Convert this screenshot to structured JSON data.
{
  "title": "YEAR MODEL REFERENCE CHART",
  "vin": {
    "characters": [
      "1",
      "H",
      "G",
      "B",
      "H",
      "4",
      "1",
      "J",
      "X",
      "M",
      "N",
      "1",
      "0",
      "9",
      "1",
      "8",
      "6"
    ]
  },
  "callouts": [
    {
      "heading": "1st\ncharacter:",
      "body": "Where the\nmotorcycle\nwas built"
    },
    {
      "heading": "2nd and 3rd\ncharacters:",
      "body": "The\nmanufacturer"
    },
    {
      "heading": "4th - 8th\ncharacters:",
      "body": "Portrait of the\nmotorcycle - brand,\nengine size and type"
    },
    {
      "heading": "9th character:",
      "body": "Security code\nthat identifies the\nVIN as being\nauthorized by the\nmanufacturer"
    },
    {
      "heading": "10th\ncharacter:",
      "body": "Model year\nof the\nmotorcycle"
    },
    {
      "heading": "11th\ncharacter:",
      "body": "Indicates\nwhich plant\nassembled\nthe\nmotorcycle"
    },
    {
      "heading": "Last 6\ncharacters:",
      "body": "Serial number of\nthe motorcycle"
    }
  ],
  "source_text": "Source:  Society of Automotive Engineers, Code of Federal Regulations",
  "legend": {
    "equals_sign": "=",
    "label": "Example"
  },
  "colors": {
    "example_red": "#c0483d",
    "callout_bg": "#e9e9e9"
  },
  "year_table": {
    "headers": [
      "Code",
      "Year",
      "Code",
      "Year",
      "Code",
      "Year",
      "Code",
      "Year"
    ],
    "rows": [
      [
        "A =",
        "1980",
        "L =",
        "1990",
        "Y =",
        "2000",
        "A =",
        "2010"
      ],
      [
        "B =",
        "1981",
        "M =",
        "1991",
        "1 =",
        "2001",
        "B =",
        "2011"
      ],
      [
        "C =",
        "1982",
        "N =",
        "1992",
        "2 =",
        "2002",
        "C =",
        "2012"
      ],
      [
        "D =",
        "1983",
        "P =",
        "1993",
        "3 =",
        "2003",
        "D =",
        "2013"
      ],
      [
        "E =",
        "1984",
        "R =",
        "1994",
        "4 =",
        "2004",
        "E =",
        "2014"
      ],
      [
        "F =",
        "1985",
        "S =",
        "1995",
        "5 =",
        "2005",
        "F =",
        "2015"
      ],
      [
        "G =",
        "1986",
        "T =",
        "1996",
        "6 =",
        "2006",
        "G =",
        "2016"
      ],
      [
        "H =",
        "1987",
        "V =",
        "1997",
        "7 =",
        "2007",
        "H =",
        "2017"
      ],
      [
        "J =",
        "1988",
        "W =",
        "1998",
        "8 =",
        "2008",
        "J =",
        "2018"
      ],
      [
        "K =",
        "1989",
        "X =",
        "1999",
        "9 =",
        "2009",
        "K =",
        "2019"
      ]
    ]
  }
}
********
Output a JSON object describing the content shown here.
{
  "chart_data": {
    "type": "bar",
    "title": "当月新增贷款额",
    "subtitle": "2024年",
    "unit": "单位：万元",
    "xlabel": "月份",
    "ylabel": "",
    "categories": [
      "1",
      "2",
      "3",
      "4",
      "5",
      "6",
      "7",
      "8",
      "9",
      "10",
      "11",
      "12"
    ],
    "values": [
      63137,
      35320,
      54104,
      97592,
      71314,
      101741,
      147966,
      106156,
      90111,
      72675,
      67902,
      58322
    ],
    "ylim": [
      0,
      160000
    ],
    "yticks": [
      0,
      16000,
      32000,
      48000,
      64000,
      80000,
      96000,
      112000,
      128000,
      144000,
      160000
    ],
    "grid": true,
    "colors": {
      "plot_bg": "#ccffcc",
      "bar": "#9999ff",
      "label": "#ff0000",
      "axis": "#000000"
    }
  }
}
********
▸ Work instructions: Work out the count of lines containing the word "type", then write only that count.

▸ Solved problem: 2